━━ Information supplied ━━

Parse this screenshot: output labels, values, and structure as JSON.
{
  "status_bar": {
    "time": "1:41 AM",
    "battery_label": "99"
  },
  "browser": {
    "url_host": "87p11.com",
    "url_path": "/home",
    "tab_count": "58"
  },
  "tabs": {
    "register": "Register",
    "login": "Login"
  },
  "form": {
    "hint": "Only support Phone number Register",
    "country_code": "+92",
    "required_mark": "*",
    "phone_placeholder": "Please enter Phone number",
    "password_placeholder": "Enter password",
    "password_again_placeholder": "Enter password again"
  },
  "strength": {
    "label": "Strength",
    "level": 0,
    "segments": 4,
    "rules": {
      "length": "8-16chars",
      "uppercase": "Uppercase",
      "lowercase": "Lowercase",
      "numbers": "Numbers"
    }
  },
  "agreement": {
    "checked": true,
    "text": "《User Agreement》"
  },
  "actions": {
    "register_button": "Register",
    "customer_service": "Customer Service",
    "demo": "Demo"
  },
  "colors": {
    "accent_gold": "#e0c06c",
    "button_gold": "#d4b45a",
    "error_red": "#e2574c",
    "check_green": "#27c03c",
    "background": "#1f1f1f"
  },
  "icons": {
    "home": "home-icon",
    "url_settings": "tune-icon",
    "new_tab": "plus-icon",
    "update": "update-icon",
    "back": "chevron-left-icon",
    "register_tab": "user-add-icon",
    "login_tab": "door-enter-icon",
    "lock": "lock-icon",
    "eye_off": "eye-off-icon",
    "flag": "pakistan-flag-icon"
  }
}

━━━

Description of the task - Reproduce each line from the records that contains the word "Phone".

Finished answer -
    "hint": "Only support Phone number Register",
    "phone_placeholder": "Please enter Phone number",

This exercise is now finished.